REQUEST: Print the records again, character for character.

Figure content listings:
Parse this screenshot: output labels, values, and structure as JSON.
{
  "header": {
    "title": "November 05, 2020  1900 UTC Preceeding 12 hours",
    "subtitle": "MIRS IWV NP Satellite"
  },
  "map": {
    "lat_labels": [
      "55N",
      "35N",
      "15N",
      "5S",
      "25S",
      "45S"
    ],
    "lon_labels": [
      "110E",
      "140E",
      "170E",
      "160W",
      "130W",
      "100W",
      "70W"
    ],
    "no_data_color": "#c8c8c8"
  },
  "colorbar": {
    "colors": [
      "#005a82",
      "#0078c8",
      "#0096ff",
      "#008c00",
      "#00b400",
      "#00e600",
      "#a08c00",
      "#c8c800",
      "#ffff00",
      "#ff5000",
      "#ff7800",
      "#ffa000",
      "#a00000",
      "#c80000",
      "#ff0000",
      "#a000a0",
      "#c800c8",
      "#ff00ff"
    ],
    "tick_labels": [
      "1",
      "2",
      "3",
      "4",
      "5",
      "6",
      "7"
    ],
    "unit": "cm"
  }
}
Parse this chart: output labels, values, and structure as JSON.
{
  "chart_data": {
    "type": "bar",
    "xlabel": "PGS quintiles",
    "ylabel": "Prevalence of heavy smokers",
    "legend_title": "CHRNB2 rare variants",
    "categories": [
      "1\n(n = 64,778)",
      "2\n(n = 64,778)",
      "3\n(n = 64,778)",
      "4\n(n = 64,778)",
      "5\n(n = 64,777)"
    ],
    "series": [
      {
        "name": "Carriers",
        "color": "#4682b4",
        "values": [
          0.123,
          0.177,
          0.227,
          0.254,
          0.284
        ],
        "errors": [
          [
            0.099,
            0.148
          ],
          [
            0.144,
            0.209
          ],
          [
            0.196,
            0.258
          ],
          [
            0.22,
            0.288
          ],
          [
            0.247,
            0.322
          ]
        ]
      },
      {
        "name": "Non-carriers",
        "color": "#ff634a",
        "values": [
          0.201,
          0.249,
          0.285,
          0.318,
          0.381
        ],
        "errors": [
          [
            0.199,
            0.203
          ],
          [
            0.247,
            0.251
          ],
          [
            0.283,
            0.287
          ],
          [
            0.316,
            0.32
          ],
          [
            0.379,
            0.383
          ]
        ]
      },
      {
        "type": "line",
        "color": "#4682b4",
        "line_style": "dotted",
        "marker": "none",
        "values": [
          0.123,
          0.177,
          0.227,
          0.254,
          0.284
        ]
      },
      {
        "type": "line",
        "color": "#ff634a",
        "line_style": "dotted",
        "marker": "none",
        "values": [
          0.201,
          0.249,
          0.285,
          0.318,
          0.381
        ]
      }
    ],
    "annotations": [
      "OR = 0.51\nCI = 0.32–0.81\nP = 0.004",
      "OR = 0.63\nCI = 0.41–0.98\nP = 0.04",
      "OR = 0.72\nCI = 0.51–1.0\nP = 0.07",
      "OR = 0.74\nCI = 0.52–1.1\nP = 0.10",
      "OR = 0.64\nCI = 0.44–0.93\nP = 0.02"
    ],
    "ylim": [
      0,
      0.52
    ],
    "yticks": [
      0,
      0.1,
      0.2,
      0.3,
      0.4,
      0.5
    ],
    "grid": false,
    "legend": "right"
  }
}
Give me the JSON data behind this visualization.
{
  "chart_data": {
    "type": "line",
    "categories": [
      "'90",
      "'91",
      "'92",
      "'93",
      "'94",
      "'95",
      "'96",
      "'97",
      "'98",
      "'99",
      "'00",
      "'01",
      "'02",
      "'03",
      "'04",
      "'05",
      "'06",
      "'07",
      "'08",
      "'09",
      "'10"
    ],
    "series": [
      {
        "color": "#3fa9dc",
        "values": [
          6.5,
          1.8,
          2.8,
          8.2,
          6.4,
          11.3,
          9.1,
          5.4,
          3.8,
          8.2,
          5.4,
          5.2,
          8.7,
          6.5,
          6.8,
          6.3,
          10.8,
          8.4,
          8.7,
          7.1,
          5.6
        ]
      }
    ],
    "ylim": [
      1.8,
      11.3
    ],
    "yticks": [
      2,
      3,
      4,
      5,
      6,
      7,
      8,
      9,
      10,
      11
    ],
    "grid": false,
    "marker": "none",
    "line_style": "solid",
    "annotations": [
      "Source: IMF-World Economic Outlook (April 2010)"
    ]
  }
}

WRITTEN ANSWER:
Parse this screenshot: output labels, values, and structure as JSON.
{
  "header": {
    "title": "November 05, 2020  1900 UTC Preceeding 12 hours",
    "subtitle": "MIRS IWV NP Satellite"
  },
  "map": {
    "lat_labels": [
      "55N",
      "35N",
      "15N",
      "5S",
      "25S",
      "45S"
    ],
    "lon_labels": [
      "110E",
      "140E",
      "170E",
      "160W",
      "130W",
      "100W",
      "70W"
    ],
    "no_data_color": "#c8c8c8"
  },
  "colorbar": {
    "colors": [
      "#005a82",
      "#0078c8",
      "#0096ff",
      "#008c00",
      "#00b400",
      "#00e600",
      "#a08c00",
      "#c8c800",
      "#ffff00",
      "#ff5000",
      "#ff7800",
      "#ffa000",
      "#a00000",
      "#c80000",
      "#ff0000",
      "#a000a0",
      "#c800c8",
      "#ff00ff"
    ],
    "tick_labels": [
      "1",
      "2",
      "3",
      "4",
      "5",
      "6",
      "7"
    ],
    "unit": "cm"
  }
}
Parse this chart: output labels, values, and structure as JSON.
{
  "chart_data": {
    "type": "bar",
    "xlabel": "PGS quintiles",
    "ylabel": "Prevalence of heavy smokers",
    "legend_title": "CHRNB2 rare variants",
    "categories": [
      "1\n(n = 64,778)",
      "2\n(n = 64,778)",
      "3\n(n = 64,778)",
      "4\n(n = 64,778)",
      "5\n(n = 64,777)"
    ],
    "series": [
      {
        "name": "Carriers",
        "color": "#4682b4",
        "values": [
          0.123,
          0.177,
          0.227,
          0.254,
          0.284
        ],
        "errors": [
          [
            0.099,
            0.148
          ],
          [
            0.144,
            0.209
          ],
          [
            0.196,
            0.258
          ],
          [
            0.22,
            0.288
          ],
          [
            0.247,
            0.322
          ]
        ]
      },
      {
        "name": "Non-carriers",
        "color": "#ff634a",
        "values": [
          0.201,
          0.249,
          0.285,
          0.318,
          0.381
        ],
        "errors": [
          [
            0.199,
            0.203
          ],
          [
            0.247,
            0.251
          ],
          [
            0.283,
            0.287
          ],
          [
            0.316,
            0.32
          ],
          [
            0.379,
            0.383
          ]
        ]
      },
      {
        "type": "line",
        "color": "#4682b4",
        "line_style": "dotted",
        "marker": "none",
        "values": [
          0.123,
          0.177,
          0.227,
          0.254,
          0.284
        ]
      },
      {
        "type": "line",
        "color": "#ff634a",
        "line_style": "dotted",
        "marker": "none",
        "values": [
          0.201,
          0.249,
          0.285,
          0.318,
          0.381
        ]
      }
    ],
    "annotations": [
      "OR = 0.51\nCI = 0.32–0.81\nP = 0.004",
      "OR = 0.63\nCI = 0.41–0.98\nP = 0.04",
      "OR = 0.72\nCI = 0.51–1.0\nP = 0.07",
      "OR = 0.74\nCI = 0.52–1.1\nP = 0.10",
      "OR = 0.64\nCI = 0.44–0.93\nP = 0.02"
    ],
    "ylim": [
      0,
      0.52
    ],
    "yticks": [
      0,
      0.1,
      0.2,
      0.3,
      0.4,
      0.5
    ],
    "grid": false,
    "legend": "right"
  }
}
Give me the JSON data behind this visualization.
{
  "chart_data": {
    "type": "line",
    "categories": [
      "'90",
      "'91",
      "'92",
      "'93",
      "'94",
      "'95",
      "'96",
      "'97",
      "'98",
      "'99",
      "'00",
      "'01",
      "'02",
      "'03",
      "'04",
      "'05",
      "'06",
      "'07",
      "'08",
      "'09",
      "'10"
    ],
    "series": [
      {
        "color": "#3fa9dc",
        "values": [
          6.5,
          1.8,
          2.8,
          8.2,
          6.4,
          11.3,
          9.1,
          5.4,
          3.8,
          8.2,
          5.4,
          5.2,
          8.7,
          6.5,
          6.8,
          6.3,
          10.8,
          8.4,
          8.7,
          7.1,
          5.6
        ]
      }
    ],
    "ylim": [
      1.8,
      11.3
    ],
    "yticks": [
      2,
      3,
      4,
      5,
      6,
      7,
      8,
      9,
      10,
      11
    ],
    "grid": false,
    "marker": "none",
    "line_style": "solid",
    "annotations": [
      "Source: IMF-World Economic Outlook (April 2010)"
    ]
  }
}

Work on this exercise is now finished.